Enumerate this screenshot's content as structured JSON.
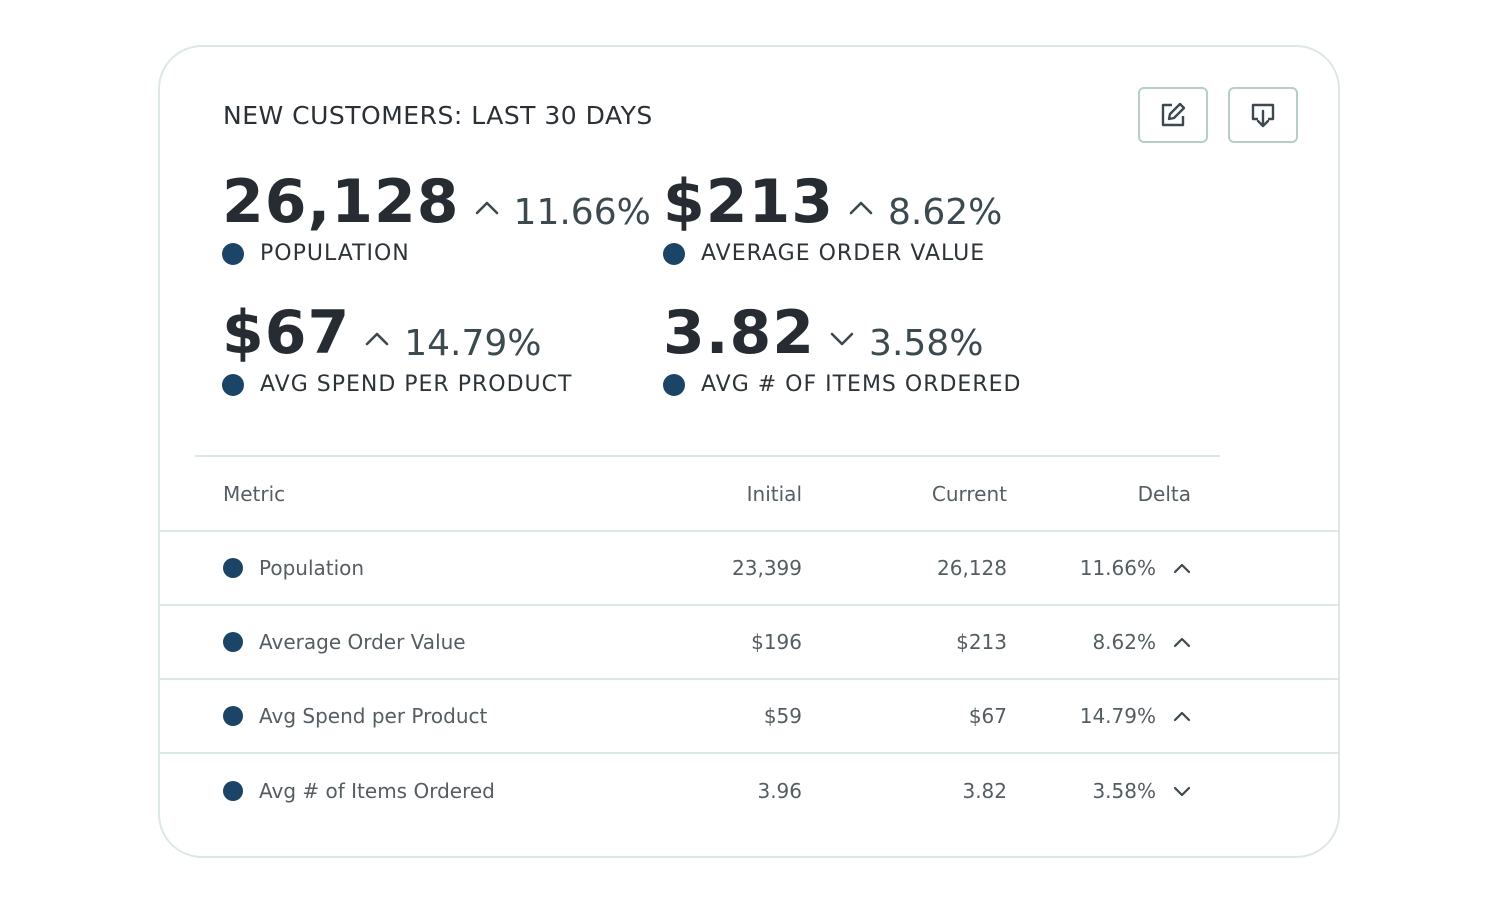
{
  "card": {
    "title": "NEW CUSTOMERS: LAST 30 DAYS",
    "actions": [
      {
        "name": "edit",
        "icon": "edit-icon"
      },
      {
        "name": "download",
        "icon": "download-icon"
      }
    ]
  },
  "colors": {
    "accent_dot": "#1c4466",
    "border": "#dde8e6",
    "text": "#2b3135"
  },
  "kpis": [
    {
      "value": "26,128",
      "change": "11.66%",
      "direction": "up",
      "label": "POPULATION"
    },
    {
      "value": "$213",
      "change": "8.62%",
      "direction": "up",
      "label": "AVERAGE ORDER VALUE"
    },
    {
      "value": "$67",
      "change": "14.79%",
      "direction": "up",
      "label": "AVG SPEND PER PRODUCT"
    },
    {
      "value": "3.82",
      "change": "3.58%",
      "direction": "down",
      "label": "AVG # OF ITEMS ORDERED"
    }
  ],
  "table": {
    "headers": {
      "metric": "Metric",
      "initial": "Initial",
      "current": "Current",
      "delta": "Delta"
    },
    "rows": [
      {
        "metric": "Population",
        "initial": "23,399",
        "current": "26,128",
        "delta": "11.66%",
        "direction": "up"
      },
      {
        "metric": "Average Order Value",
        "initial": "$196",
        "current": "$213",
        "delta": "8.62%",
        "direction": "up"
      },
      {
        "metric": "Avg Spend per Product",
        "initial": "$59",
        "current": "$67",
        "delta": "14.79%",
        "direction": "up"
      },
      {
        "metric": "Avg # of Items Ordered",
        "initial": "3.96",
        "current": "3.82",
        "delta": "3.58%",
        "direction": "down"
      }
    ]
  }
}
---
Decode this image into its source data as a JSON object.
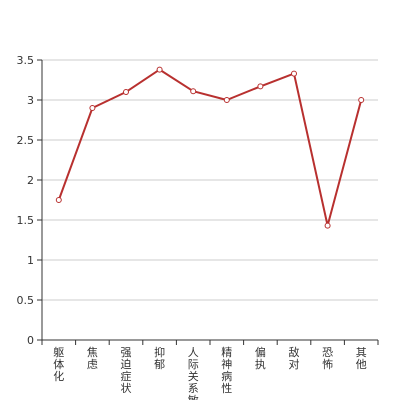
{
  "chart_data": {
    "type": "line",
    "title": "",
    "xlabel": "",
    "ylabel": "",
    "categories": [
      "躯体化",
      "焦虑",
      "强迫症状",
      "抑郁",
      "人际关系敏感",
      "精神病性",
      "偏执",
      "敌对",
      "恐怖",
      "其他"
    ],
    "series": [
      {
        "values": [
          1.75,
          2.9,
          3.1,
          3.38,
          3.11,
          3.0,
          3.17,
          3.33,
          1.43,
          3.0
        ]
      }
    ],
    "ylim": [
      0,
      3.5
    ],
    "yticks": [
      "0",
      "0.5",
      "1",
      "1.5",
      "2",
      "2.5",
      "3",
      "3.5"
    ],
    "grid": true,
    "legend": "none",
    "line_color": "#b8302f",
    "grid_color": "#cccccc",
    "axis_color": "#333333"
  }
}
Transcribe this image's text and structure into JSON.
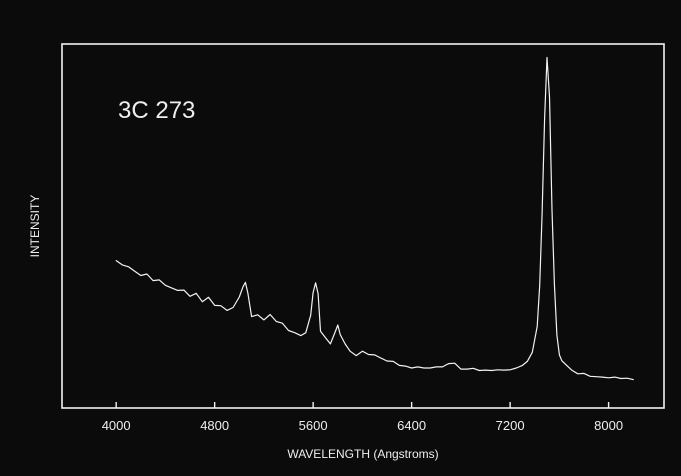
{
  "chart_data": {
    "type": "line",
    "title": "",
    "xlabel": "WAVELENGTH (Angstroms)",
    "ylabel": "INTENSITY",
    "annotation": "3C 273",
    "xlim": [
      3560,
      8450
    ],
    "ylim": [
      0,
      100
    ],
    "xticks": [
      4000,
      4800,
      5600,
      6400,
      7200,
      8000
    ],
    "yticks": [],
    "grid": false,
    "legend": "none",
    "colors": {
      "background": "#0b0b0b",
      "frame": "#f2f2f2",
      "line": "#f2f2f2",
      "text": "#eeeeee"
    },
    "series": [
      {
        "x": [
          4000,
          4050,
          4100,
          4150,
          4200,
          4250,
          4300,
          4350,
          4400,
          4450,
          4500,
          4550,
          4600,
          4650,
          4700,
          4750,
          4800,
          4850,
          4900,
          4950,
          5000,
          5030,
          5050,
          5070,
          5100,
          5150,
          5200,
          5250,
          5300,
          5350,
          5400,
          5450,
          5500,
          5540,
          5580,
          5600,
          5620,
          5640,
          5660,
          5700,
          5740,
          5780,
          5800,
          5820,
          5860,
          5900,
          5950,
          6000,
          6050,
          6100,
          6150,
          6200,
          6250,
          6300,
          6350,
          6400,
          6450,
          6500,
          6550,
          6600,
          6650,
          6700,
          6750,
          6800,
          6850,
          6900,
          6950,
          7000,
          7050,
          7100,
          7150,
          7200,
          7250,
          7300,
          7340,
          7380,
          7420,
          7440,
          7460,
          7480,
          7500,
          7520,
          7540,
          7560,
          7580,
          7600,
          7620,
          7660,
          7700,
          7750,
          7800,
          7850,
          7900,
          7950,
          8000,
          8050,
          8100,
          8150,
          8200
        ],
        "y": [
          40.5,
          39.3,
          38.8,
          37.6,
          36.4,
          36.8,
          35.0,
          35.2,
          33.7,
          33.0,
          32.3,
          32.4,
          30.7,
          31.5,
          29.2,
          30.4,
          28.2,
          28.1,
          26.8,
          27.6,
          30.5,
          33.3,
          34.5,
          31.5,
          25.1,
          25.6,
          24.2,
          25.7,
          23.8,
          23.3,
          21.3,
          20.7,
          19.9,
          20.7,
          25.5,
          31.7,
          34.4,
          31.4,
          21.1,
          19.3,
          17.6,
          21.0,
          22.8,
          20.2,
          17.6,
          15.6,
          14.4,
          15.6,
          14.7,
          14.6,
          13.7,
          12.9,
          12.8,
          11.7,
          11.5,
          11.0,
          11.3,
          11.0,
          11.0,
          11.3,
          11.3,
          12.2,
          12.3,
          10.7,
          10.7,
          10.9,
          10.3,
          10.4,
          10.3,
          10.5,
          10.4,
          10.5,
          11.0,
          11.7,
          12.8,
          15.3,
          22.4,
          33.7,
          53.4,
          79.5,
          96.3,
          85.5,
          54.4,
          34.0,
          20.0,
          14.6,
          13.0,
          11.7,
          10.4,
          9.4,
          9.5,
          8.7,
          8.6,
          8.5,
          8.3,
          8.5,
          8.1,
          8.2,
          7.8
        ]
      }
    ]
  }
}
* * *
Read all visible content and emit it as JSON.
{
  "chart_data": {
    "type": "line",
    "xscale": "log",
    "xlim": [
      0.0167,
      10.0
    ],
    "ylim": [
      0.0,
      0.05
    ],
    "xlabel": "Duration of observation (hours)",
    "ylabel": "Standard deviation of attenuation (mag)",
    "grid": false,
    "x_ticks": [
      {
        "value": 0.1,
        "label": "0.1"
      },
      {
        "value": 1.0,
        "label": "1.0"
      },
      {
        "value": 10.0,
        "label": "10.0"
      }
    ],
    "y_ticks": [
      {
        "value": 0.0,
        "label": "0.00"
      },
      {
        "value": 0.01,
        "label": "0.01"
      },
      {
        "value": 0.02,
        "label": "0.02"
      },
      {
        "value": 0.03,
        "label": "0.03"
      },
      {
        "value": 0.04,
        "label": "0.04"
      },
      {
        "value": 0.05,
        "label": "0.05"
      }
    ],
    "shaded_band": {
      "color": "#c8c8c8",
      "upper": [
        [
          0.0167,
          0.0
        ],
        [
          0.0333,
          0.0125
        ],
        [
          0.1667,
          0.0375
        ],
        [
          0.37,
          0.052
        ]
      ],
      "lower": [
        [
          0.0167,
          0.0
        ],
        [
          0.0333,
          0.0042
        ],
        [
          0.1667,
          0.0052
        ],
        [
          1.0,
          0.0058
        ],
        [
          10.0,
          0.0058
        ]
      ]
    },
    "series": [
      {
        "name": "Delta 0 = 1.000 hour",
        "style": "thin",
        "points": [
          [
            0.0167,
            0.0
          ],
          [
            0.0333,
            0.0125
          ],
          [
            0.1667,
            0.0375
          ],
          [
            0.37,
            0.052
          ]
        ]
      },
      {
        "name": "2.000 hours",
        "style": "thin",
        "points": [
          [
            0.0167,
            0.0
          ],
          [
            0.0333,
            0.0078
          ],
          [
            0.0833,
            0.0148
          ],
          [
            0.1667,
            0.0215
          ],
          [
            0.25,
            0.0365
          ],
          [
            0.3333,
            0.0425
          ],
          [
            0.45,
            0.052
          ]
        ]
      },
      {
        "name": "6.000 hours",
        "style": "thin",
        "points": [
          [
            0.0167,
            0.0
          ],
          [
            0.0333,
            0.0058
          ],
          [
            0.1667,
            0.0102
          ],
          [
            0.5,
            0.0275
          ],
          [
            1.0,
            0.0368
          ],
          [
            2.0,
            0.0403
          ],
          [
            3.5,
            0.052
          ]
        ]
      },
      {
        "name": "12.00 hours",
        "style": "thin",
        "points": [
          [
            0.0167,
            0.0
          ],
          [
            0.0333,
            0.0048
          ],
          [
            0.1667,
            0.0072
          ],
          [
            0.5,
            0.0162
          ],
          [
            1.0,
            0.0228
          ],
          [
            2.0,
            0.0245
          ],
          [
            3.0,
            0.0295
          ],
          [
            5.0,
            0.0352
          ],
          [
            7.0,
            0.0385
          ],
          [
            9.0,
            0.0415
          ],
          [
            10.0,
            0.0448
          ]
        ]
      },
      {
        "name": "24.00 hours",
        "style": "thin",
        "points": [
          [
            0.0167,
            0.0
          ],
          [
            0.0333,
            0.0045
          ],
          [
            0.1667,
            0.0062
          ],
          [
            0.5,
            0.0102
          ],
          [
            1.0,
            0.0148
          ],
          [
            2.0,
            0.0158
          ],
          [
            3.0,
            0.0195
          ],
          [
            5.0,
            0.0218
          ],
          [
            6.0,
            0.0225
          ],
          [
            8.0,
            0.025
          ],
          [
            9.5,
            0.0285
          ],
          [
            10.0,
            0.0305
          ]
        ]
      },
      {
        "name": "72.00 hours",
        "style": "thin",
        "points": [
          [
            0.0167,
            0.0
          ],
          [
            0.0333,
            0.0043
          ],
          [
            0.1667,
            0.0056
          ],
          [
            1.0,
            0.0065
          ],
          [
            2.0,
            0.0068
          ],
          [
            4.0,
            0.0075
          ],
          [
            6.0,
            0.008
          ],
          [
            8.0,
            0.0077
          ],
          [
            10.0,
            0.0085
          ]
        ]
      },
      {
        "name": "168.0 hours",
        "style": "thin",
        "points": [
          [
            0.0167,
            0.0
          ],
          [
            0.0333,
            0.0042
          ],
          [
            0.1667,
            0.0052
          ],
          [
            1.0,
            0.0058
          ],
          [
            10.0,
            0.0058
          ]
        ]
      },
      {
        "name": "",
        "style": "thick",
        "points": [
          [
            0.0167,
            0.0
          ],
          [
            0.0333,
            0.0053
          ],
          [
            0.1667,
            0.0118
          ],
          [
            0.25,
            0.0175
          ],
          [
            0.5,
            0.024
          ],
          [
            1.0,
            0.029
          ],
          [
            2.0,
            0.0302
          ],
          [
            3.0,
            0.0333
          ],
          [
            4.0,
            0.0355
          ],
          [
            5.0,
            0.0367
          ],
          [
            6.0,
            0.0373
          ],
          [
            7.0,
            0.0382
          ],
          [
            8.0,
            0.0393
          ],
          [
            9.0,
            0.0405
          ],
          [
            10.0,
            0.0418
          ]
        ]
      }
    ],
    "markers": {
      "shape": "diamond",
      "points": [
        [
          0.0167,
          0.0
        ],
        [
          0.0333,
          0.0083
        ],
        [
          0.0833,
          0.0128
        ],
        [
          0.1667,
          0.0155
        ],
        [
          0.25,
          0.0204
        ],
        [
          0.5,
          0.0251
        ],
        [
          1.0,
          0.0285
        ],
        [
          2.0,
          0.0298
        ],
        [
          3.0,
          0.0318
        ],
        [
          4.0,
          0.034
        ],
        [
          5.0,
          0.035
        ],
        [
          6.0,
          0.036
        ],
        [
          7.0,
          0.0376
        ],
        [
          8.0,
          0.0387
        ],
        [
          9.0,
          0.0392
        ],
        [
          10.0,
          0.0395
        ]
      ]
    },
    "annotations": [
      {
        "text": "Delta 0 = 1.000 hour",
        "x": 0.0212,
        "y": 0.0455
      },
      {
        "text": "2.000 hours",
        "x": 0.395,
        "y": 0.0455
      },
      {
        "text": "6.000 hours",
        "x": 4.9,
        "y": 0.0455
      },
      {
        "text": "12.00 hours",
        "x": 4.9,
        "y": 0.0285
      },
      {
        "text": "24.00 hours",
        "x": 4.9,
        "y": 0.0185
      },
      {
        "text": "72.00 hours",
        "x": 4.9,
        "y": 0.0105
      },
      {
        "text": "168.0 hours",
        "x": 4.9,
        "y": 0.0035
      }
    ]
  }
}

Aim of the exercise | Pull out all lines in the data above that include "xlabel".

The answer |
    "xlabel": "",
    "xlabel": "WAVELENGTH (Angstroms)",
    "xlabel": "Duration of observation (hours)",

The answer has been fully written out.